A run of records
—————
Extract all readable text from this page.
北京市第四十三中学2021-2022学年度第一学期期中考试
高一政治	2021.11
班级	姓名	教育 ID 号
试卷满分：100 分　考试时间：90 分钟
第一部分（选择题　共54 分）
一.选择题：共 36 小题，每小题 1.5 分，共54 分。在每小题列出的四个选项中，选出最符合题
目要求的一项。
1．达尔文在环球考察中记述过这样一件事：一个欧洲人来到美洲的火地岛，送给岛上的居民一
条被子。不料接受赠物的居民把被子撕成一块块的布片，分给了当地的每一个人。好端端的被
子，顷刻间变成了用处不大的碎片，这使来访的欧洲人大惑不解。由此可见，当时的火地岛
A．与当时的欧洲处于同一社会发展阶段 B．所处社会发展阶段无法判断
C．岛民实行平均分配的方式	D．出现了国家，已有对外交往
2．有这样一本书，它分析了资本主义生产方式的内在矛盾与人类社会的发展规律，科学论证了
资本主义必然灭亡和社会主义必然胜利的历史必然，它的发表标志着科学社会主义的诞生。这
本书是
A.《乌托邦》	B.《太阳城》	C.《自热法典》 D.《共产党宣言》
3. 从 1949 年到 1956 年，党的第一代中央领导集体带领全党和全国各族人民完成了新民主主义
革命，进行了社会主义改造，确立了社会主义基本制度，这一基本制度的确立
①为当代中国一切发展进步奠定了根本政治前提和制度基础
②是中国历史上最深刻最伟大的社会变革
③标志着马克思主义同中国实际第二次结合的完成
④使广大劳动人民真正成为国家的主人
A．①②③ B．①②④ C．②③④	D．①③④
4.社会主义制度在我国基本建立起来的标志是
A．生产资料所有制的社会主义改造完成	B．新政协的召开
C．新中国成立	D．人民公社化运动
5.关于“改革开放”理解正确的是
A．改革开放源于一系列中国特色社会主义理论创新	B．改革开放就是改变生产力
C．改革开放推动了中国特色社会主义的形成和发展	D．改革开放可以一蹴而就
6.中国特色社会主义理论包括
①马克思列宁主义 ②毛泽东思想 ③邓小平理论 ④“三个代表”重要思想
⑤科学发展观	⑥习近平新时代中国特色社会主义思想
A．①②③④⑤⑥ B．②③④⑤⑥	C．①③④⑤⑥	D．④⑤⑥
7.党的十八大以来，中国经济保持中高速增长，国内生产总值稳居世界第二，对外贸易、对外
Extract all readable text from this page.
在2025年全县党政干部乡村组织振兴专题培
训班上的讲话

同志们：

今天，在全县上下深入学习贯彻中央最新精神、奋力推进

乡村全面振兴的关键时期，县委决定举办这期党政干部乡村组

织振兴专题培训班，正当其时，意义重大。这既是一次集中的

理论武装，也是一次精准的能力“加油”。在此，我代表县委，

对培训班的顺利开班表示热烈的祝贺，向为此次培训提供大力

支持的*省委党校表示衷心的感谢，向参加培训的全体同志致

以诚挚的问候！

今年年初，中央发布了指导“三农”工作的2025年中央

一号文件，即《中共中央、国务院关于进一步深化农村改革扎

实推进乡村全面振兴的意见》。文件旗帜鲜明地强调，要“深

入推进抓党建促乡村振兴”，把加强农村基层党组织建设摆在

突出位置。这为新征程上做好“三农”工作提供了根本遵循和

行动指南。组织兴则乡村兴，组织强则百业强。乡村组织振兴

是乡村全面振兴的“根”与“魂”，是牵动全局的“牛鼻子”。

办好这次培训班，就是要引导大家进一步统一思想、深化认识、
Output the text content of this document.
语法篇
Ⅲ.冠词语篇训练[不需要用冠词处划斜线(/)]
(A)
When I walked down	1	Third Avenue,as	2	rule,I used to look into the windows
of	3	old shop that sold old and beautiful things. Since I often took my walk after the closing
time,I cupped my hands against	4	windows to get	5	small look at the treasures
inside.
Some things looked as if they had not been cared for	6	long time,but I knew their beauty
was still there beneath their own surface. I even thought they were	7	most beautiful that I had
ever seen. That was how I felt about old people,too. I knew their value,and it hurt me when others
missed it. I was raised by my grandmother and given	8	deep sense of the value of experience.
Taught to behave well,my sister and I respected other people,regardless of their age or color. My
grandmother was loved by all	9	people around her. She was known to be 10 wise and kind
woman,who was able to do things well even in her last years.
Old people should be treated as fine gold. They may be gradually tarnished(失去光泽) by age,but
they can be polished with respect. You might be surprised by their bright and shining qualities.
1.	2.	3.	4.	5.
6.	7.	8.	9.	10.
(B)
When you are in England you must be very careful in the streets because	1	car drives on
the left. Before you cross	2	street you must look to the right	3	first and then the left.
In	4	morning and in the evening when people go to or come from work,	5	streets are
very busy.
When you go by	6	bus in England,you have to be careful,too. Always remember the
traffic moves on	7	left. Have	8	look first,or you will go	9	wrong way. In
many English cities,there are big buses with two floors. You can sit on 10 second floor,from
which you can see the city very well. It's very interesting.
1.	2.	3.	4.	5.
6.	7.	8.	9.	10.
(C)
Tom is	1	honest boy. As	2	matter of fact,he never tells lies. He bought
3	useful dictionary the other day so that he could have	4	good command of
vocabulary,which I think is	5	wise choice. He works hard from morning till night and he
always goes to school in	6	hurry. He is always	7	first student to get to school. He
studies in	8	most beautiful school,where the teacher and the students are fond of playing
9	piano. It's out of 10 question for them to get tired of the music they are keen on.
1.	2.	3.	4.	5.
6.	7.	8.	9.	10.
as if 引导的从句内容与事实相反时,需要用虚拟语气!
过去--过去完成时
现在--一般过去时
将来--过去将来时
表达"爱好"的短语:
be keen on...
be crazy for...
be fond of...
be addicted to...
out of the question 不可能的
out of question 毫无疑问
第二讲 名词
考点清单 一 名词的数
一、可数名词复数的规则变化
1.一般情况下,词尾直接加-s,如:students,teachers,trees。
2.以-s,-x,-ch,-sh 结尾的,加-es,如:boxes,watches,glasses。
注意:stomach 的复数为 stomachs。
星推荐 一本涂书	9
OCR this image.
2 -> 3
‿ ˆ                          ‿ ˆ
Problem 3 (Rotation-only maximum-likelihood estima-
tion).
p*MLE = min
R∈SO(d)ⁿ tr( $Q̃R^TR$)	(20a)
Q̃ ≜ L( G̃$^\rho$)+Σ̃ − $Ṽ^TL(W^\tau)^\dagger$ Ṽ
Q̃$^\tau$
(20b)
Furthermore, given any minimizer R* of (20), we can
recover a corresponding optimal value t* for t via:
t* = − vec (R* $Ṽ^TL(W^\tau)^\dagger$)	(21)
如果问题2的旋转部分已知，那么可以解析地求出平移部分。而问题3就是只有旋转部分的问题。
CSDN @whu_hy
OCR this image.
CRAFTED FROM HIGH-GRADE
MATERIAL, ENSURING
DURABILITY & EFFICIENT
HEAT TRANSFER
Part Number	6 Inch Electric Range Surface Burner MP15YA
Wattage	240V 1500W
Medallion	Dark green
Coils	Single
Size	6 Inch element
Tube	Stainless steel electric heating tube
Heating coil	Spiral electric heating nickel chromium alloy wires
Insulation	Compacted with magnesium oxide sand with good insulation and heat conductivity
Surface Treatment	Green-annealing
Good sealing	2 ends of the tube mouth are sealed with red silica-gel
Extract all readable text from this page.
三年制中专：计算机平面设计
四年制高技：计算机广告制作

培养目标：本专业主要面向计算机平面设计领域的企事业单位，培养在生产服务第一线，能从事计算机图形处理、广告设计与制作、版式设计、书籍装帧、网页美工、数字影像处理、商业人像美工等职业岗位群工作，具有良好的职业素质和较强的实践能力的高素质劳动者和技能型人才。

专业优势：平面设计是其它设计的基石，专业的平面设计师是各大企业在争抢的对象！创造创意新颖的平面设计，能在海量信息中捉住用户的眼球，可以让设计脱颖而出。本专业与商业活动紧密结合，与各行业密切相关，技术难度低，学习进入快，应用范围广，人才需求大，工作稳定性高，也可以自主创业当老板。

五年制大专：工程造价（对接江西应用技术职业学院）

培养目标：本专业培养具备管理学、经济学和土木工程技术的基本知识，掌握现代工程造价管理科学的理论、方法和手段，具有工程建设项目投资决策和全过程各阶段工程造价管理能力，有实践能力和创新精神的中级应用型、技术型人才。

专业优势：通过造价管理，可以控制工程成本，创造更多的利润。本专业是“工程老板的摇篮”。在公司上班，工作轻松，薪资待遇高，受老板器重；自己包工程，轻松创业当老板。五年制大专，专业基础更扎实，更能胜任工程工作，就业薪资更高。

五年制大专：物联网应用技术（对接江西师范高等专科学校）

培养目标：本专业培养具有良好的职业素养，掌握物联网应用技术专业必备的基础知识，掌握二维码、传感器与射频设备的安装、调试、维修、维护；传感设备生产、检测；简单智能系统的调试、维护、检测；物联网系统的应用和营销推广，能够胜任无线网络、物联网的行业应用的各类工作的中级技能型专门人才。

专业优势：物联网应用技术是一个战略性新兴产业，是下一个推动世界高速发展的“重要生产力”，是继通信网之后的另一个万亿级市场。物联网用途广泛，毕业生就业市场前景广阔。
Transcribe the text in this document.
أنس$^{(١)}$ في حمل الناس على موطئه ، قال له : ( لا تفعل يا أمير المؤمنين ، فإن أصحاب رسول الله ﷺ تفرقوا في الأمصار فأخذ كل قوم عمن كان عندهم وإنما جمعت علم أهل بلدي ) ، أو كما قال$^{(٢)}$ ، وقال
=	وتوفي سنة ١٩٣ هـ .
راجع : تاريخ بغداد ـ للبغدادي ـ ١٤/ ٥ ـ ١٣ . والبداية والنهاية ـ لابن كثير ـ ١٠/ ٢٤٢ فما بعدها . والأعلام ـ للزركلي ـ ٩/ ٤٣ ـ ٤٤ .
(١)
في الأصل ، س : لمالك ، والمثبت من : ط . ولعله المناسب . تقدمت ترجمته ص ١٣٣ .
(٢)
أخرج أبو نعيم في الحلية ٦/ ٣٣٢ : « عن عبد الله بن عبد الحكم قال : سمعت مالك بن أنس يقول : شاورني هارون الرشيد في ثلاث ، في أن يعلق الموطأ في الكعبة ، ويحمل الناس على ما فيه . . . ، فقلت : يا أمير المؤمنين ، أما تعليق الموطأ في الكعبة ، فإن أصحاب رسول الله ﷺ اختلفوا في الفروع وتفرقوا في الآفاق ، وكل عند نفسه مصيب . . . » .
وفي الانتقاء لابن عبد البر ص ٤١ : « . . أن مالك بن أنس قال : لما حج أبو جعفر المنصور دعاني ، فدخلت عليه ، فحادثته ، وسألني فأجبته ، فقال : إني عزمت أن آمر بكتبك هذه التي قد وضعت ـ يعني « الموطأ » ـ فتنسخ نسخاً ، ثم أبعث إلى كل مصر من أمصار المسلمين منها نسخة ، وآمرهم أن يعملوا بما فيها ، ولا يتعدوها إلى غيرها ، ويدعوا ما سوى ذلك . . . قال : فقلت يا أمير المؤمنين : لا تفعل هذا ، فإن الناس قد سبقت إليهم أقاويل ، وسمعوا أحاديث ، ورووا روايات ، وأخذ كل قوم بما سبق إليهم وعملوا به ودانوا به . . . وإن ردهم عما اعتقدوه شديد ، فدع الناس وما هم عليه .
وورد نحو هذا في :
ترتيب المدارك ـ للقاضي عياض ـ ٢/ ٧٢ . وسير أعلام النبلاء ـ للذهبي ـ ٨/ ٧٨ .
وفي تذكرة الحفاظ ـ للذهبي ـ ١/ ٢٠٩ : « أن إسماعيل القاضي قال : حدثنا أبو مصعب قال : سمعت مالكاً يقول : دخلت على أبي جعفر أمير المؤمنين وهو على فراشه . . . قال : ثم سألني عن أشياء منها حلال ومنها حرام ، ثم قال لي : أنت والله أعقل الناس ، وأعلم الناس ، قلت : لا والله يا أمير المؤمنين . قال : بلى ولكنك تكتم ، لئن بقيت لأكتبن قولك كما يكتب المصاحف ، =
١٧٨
—————
» **Your objective**
Pick out each line containing the string "must" and copy it.

» **Response to this task**
When you are in England you must be very careful in the streets because	1	car drives on
the left. Before you cross	2	street you must look to the right	3	first and then the left.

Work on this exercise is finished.